• **Exercise description**: Extract all lines that hold the string "March".

+--

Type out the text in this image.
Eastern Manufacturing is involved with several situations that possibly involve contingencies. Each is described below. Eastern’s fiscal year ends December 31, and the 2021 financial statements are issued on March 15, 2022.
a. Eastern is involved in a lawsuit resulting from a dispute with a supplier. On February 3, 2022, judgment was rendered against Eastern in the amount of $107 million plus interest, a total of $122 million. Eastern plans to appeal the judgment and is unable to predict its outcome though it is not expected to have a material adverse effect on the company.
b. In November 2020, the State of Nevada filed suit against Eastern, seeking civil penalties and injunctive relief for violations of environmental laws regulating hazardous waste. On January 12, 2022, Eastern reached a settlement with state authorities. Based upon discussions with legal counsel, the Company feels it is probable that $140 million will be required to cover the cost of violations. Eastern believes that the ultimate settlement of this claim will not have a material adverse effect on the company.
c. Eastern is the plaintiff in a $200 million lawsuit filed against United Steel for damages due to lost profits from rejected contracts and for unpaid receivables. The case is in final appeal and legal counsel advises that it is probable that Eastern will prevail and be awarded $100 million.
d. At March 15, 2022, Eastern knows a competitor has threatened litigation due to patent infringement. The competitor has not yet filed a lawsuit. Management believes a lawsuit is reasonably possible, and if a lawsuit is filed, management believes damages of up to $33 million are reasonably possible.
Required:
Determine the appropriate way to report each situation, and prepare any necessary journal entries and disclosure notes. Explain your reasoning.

+--

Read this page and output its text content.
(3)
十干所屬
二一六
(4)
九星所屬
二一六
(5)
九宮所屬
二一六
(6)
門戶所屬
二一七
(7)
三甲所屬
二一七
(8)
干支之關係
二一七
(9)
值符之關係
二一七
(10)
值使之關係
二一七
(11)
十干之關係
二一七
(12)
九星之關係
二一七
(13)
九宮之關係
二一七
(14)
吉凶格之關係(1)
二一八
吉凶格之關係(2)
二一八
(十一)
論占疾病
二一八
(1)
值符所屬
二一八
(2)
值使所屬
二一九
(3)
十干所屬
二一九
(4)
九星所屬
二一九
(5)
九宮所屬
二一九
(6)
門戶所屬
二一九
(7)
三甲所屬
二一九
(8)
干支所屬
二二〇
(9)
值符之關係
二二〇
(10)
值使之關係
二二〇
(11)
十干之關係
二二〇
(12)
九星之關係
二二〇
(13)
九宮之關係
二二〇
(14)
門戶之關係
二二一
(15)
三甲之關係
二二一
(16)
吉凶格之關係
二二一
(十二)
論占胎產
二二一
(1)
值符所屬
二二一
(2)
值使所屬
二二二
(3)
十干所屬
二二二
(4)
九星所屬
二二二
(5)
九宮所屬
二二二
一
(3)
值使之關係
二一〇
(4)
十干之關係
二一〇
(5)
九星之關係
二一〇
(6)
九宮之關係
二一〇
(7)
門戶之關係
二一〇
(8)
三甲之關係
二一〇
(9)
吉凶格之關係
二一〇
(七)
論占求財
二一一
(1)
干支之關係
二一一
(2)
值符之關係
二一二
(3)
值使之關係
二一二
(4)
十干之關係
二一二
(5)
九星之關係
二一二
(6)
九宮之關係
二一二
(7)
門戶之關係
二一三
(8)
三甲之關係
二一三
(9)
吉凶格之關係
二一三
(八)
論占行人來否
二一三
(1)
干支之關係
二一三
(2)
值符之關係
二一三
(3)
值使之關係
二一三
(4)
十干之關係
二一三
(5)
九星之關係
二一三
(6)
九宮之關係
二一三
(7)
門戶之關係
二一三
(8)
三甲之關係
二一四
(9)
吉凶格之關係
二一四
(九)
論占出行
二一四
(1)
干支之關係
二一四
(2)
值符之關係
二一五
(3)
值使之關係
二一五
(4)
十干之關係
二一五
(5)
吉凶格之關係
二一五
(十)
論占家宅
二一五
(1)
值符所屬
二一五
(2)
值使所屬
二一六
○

+--

• **Solution for this task**:
Eastern Manufacturing is involved with several situations that possibly involve contingencies. Each is described below. Eastern’s fiscal year ends December 31, and the 2021 financial statements are issued on March 15, 2022.
d. At March 15, 2022, Eastern knows a competitor has threatened litigation due to patent infringement. The competitor has not yet filed a lawsuit. Management believes a lawsuit is reasonably possible, and if a lawsuit is filed, management believes damages of up to $33 million are reasonably possible.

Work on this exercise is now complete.